::: DATA FOR PROCESSING

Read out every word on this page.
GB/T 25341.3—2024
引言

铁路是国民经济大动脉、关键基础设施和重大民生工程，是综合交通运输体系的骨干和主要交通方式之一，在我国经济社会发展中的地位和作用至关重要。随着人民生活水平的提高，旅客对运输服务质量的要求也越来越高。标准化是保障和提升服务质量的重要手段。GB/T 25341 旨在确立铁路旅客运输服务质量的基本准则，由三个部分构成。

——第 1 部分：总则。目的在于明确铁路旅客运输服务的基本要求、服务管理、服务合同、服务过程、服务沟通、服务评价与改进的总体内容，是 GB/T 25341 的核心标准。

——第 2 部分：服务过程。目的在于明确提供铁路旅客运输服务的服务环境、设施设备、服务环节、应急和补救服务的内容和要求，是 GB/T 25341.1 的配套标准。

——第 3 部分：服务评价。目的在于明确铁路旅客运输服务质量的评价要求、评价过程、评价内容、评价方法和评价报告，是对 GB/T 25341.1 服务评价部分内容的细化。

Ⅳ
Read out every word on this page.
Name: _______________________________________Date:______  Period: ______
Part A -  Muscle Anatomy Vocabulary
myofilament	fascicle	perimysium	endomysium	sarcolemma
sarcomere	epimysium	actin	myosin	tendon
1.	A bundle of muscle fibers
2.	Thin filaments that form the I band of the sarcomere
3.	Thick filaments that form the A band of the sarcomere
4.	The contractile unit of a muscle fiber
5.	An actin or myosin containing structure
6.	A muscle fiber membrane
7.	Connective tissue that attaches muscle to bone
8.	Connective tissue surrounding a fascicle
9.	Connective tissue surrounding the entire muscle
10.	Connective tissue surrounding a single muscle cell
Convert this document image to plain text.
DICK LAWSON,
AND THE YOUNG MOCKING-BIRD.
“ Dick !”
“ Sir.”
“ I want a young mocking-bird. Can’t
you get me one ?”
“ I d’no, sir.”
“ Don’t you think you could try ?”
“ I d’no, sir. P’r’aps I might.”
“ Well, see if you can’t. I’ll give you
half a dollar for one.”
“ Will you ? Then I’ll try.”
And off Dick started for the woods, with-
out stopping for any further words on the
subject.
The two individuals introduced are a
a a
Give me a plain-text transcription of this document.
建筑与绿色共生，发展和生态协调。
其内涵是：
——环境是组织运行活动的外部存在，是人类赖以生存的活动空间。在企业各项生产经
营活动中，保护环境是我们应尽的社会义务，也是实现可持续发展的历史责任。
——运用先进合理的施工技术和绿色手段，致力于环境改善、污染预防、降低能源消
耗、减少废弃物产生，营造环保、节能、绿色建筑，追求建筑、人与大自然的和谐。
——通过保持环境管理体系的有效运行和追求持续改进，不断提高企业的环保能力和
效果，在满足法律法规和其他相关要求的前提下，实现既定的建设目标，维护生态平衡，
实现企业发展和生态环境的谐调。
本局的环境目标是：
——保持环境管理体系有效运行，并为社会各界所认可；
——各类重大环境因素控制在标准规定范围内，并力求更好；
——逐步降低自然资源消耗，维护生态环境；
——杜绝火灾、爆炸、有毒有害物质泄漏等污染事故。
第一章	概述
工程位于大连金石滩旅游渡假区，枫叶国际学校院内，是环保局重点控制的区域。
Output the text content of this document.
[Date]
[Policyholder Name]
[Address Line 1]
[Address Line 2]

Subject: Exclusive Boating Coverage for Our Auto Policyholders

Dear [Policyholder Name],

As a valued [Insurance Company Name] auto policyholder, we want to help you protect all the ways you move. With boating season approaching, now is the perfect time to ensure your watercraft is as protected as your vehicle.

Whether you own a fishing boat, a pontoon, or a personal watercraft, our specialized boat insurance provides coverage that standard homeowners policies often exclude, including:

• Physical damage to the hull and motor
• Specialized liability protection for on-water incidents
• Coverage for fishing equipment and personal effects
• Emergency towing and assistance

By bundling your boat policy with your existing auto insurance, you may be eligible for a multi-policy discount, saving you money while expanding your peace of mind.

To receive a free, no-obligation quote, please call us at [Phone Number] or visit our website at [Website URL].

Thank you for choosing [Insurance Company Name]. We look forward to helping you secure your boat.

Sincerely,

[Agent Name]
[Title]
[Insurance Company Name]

::::::

**WRITTEN REQUEST**
Each line above must be reproduced exactly as it stands.

**COMPLETE RESPONSE**
Read out every word on this page.
GB/T 25341.3—2024
引言

铁路是国民经济大动脉、关键基础设施和重大民生工程，是综合交通运输体系的骨干和主要交通方式之一，在我国经济社会发展中的地位和作用至关重要。随着人民生活水平的提高，旅客对运输服务质量的要求也越来越高。标准化是保障和提升服务质量的重要手段。GB/T 25341 旨在确立铁路旅客运输服务质量的基本准则，由三个部分构成。

——第 1 部分：总则。目的在于明确铁路旅客运输服务的基本要求、服务管理、服务合同、服务过程、服务沟通、服务评价与改进的总体内容，是 GB/T 25341 的核心标准。

——第 2 部分：服务过程。目的在于明确提供铁路旅客运输服务的服务环境、设施设备、服务环节、应急和补救服务的内容和要求，是 GB/T 25341.1 的配套标准。

——第 3 部分：服务评价。目的在于明确铁路旅客运输服务质量的评价要求、评价过程、评价内容、评价方法和评价报告，是对 GB/T 25341.1 服务评价部分内容的细化。

Ⅳ
Read out every word on this page.
Name: _______________________________________Date:______  Period: ______
Part A -  Muscle Anatomy Vocabulary
myofilament	fascicle	perimysium	endomysium	sarcolemma
sarcomere	epimysium	actin	myosin	tendon
1.	A bundle of muscle fibers
2.	Thin filaments that form the I band of the sarcomere
3.	Thick filaments that form the A band of the sarcomere
4.	The contractile unit of a muscle fiber
5.	An actin or myosin containing structure
6.	A muscle fiber membrane
7.	Connective tissue that attaches muscle to bone
8.	Connective tissue surrounding a fascicle
9.	Connective tissue surrounding the entire muscle
10.	Connective tissue surrounding a single muscle cell
Convert this document image to plain text.
DICK LAWSON,
AND THE YOUNG MOCKING-BIRD.
“ Dick !”
“ Sir.”
“ I want a young mocking-bird. Can’t
you get me one ?”
“ I d’no, sir.”
“ Don’t you think you could try ?”
“ I d’no, sir. P’r’aps I might.”
“ Well, see if you can’t. I’ll give you
half a dollar for one.”
“ Will you ? Then I’ll try.”
And off Dick started for the woods, with-
out stopping for any further words on the
subject.
The two individuals introduced are a
a a
Give me a plain-text transcription of this document.
建筑与绿色共生，发展和生态协调。
其内涵是：
——环境是组织运行活动的外部存在，是人类赖以生存的活动空间。在企业各项生产经
营活动中，保护环境是我们应尽的社会义务，也是实现可持续发展的历史责任。
——运用先进合理的施工技术和绿色手段，致力于环境改善、污染预防、降低能源消
耗、减少废弃物产生，营造环保、节能、绿色建筑，追求建筑、人与大自然的和谐。
——通过保持环境管理体系的有效运行和追求持续改进，不断提高企业的环保能力和
效果，在满足法律法规和其他相关要求的前提下，实现既定的建设目标，维护生态平衡，
实现企业发展和生态环境的谐调。
本局的环境目标是：
——保持环境管理体系有效运行，并为社会各界所认可；
——各类重大环境因素控制在标准规定范围内，并力求更好；
——逐步降低自然资源消耗，维护生态环境；
——杜绝火灾、爆炸、有毒有害物质泄漏等污染事故。
第一章	概述
工程位于大连金石滩旅游渡假区，枫叶国际学校院内，是环保局重点控制的区域。
Output the text content of this document.
[Date]
[Policyholder Name]
[Address Line 1]
[Address Line 2]

Subject: Exclusive Boating Coverage for Our Auto Policyholders

Dear [Policyholder Name],

As a valued [Insurance Company Name] auto policyholder, we want to help you protect all the ways you move. With boating season approaching, now is the perfect time to ensure your watercraft is as protected as your vehicle.

Whether you own a fishing boat, a pontoon, or a personal watercraft, our specialized boat insurance provides coverage that standard homeowners policies often exclude, including:

• Physical damage to the hull and motor
• Specialized liability protection for on-water incidents
• Coverage for fishing equipment and personal effects
• Emergency towing and assistance

By bundling your boat policy with your existing auto insurance, you may be eligible for a multi-policy discount, saving you money while expanding your peace of mind.

To receive a free, no-obligation quote, please call us at [Phone Number] or visit our website at [Website URL].

Thank you for choosing [Insurance Company Name]. We look forward to helping you secure your boat.

Sincerely,

[Agent Name]
[Title]
[Insurance Company Name]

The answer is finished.